[Data items]
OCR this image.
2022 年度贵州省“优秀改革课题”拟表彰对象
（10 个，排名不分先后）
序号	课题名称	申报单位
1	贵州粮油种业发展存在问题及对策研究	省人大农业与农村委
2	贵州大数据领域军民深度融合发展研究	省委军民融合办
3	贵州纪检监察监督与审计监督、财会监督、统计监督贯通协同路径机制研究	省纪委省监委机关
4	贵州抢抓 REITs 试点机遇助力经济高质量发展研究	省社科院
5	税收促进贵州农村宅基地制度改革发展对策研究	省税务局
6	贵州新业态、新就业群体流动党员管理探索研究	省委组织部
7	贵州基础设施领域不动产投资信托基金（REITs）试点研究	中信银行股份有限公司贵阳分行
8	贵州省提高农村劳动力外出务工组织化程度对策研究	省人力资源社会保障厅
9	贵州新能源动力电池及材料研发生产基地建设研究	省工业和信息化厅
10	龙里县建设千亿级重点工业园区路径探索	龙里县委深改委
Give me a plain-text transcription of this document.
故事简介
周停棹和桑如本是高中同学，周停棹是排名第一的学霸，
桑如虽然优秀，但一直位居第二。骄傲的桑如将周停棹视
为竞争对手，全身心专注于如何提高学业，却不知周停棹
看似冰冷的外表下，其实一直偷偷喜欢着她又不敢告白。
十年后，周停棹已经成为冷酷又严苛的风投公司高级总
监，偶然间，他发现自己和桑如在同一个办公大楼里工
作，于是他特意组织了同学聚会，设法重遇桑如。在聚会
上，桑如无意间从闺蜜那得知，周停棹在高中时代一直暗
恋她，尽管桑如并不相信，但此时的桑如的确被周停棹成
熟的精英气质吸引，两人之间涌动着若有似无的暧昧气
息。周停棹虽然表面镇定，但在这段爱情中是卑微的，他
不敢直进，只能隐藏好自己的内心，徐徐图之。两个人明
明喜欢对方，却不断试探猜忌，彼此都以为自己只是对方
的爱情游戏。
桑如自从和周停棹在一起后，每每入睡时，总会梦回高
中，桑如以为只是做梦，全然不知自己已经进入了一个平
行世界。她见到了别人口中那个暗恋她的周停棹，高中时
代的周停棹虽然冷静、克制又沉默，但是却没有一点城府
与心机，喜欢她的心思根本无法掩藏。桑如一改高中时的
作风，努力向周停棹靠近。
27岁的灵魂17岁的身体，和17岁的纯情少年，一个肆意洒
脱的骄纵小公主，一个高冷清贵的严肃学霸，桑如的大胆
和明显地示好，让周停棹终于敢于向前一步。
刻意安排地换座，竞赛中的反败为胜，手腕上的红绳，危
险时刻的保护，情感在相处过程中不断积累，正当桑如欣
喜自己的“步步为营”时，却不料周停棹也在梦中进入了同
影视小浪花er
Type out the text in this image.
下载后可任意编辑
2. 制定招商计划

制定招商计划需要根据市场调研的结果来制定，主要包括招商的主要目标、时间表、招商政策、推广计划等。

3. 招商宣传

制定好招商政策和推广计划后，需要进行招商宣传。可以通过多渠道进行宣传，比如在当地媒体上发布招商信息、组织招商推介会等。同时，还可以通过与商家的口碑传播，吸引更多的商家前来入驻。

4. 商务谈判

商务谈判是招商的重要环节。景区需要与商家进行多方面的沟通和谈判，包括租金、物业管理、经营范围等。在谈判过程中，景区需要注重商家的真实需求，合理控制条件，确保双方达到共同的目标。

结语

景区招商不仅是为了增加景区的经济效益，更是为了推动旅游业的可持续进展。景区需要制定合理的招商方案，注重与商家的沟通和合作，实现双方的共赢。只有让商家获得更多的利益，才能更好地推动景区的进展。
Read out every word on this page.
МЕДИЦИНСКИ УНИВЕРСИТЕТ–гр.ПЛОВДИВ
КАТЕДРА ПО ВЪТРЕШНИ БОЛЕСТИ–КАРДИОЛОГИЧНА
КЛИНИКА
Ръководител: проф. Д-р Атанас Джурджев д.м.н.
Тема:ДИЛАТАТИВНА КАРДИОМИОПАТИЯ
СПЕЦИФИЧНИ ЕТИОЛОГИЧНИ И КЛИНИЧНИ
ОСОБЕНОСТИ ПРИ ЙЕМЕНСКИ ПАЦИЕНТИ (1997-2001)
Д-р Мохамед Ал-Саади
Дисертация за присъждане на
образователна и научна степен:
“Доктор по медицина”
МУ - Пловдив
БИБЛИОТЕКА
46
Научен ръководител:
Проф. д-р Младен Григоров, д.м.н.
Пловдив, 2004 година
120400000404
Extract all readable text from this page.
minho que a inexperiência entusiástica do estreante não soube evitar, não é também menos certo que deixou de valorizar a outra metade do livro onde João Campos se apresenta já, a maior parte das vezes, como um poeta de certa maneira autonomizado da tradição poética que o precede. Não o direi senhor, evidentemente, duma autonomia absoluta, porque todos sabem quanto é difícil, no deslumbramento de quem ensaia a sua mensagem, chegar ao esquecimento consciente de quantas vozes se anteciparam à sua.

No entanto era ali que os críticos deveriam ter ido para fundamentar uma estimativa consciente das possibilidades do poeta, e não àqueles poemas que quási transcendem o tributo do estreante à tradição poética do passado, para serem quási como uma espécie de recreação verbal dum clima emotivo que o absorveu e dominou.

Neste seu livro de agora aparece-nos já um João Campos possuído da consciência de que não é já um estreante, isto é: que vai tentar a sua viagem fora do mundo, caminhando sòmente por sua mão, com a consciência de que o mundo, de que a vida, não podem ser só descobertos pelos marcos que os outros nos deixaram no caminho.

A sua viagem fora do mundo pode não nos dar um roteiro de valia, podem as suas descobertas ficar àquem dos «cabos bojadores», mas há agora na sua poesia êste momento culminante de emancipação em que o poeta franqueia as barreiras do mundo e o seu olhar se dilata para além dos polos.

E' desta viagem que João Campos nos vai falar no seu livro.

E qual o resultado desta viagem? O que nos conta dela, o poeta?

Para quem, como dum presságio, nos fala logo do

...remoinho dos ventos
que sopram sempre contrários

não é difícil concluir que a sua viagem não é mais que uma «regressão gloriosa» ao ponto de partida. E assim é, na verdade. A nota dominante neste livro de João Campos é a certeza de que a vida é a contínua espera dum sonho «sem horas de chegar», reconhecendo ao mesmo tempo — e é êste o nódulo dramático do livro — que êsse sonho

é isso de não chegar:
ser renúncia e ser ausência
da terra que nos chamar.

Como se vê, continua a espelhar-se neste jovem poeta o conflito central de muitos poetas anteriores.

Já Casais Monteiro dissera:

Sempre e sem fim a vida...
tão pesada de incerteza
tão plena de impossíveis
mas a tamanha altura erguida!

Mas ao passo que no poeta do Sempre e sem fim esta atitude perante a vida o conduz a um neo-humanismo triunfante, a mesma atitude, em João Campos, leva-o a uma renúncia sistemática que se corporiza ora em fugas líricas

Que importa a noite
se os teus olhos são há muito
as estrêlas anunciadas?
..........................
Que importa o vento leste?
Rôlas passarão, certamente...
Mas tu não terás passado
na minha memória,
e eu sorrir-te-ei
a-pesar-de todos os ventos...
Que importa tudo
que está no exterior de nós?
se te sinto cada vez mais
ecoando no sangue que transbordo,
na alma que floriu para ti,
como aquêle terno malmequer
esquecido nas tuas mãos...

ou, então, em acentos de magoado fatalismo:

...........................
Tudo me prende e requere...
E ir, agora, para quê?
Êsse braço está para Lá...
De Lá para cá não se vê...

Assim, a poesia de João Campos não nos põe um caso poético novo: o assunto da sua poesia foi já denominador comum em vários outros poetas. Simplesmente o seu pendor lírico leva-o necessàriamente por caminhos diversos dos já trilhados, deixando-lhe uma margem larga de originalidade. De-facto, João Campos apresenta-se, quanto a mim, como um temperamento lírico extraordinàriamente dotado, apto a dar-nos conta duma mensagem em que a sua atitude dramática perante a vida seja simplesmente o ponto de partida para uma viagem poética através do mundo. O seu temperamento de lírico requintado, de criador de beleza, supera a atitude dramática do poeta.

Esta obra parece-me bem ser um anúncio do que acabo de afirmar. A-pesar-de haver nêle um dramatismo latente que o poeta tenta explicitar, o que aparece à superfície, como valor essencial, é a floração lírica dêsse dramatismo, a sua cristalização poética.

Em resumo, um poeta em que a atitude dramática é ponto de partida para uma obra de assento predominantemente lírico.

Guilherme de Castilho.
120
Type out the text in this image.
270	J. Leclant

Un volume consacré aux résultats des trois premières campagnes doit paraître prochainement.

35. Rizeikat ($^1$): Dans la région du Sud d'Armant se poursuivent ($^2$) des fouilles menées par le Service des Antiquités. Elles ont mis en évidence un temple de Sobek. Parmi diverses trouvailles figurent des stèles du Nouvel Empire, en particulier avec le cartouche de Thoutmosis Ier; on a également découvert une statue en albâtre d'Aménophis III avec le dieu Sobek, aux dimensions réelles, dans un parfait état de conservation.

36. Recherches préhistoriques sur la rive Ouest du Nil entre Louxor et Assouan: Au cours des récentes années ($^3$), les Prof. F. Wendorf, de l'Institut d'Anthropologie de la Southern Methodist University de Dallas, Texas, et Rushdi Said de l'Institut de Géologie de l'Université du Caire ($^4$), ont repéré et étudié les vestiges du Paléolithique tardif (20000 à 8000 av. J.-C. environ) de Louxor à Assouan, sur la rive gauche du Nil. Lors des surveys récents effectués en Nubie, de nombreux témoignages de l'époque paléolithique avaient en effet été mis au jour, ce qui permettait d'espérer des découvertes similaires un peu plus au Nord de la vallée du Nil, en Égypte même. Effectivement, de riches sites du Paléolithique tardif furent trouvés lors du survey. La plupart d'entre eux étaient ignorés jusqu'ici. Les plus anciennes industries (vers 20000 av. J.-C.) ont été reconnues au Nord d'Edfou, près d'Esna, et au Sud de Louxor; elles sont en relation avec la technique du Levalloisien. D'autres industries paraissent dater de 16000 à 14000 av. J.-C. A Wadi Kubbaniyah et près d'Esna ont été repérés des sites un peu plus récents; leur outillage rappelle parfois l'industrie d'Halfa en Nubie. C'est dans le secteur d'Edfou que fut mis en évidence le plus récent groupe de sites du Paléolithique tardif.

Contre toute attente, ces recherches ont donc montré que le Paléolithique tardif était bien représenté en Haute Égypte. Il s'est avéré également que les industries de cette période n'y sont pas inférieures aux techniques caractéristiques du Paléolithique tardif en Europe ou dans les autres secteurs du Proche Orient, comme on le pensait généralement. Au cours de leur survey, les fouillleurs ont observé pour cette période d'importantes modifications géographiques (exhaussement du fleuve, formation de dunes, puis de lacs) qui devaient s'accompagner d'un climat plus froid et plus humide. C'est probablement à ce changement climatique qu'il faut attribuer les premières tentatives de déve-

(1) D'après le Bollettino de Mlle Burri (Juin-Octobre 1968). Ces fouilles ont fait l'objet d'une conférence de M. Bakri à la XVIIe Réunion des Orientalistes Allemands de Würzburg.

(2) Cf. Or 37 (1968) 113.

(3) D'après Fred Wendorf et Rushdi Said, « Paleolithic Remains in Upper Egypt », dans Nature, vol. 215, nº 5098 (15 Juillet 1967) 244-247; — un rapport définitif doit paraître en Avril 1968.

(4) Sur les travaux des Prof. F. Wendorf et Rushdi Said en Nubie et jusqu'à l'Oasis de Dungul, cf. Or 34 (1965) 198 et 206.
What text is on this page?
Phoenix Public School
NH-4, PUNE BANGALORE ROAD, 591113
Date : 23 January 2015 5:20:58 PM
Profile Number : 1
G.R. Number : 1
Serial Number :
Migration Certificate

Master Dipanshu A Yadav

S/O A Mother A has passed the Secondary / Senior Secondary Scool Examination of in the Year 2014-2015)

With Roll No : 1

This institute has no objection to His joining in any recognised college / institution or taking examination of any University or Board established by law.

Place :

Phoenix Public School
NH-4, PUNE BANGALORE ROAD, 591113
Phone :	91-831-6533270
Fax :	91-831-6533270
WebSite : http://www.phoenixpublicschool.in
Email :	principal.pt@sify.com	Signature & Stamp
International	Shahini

TASK DESCRIPTION:
Give the number of lines in the records that contain the string "REITs", and nothing besides.

WRITTEN RESPONSE:
2